▸ GOAL OF THE EXERCISE
Copy the material that follows word for word and omit its pictures.

(Data entries)
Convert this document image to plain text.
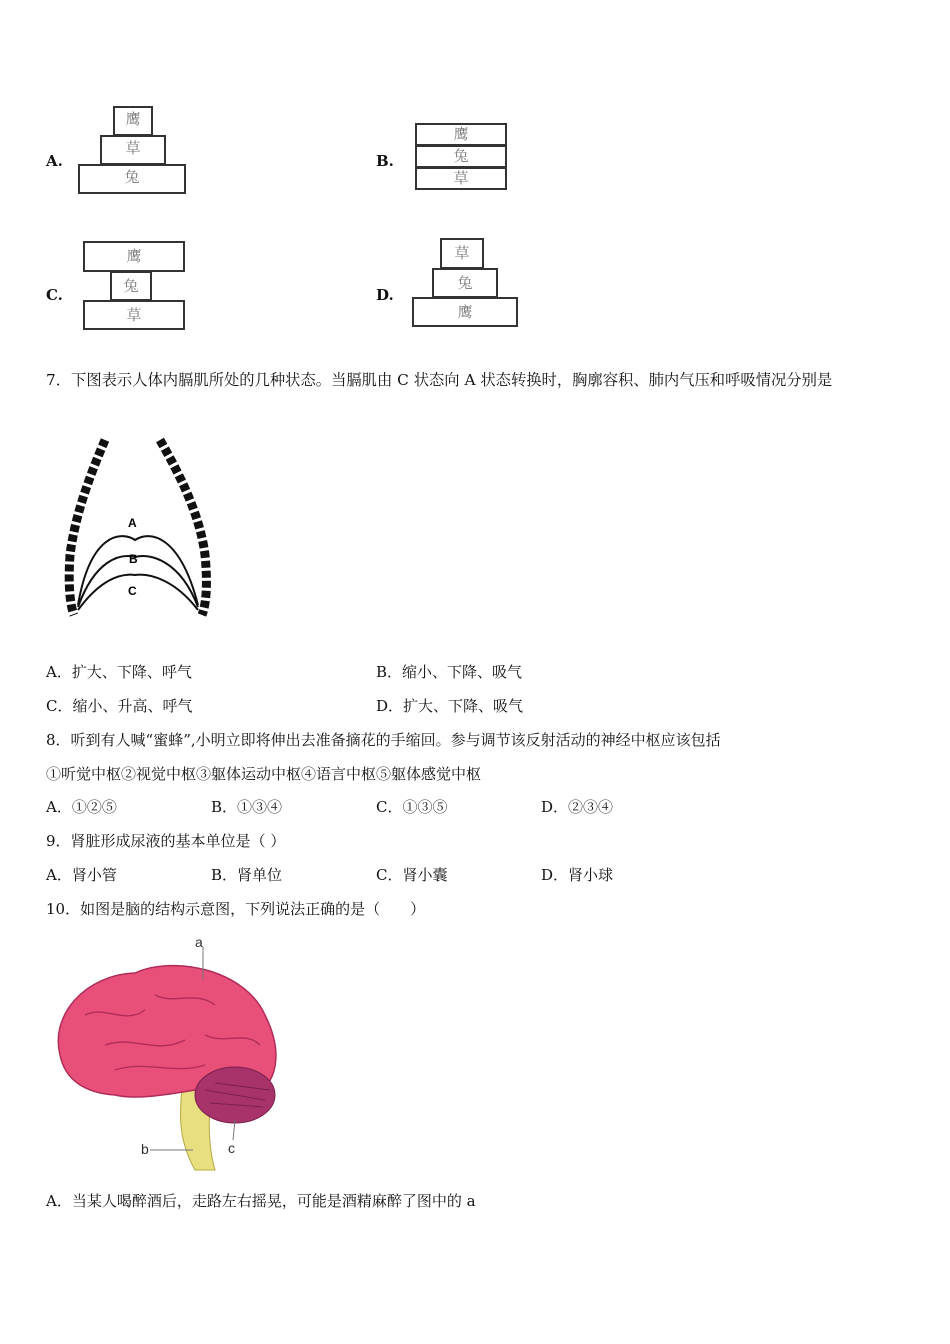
A.
鹰
草
兔
B.
鹰
兔
草
C.
鹰
兔
草
D.
草
兔
鹰
7．下图表示人体内膈肌所处的几种状态。当膈肌由 C 状态向 A 状态转换时，胸廓容积、肺内气压和呼吸情况分别是
A
B
C
A．扩大、下降、呼气	B．缩小、下降、吸气
C．缩小、升高、呼气	D．扩大、下降、吸气
8．听到有人喊“蜜蜂”,小明立即将伸出去准备摘花的手缩回。参与调节该反射活动的神经中枢应该包括
①听觉中枢②视觉中枢③躯体运动中枢④语言中枢⑤躯体感觉中枢
A．①②⑤	B．①③④	C．①③⑤	D．②③④
9．肾脏形成尿液的基本单位是（ ）
A．肾小管	B．肾单位	C．肾小囊	D．肾小球
10．如图是脑的结构示意图，下列说法正确的是（　　）
a
b	c
A．当某人喝醉酒后，走路左右摇晃，可能是酒精麻醉了图中的 a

▸ TASK RESULT
Convert this document image to plain text.
A.
鹰
草
兔
B.
鹰
兔
草
C.
鹰
兔
草
D.
草
兔
鹰
7．下图表示人体内膈肌所处的几种状态。当膈肌由 C 状态向 A 状态转换时，胸廓容积、肺内气压和呼吸情况分别是
A
B
C
A．扩大、下降、呼气	B．缩小、下降、吸气
C．缩小、升高、呼气	D．扩大、下降、吸气
8．听到有人喊“蜜蜂”,小明立即将伸出去准备摘花的手缩回。参与调节该反射活动的神经中枢应该包括
①听觉中枢②视觉中枢③躯体运动中枢④语言中枢⑤躯体感觉中枢
A．①②⑤	B．①③④	C．①③⑤	D．②③④
9．肾脏形成尿液的基本单位是（ ）
A．肾小管	B．肾单位	C．肾小囊	D．肾小球
10．如图是脑的结构示意图，下列说法正确的是（　　）
a
b	c
A．当某人喝醉酒后，走路左右摇晃，可能是酒精麻醉了图中的 a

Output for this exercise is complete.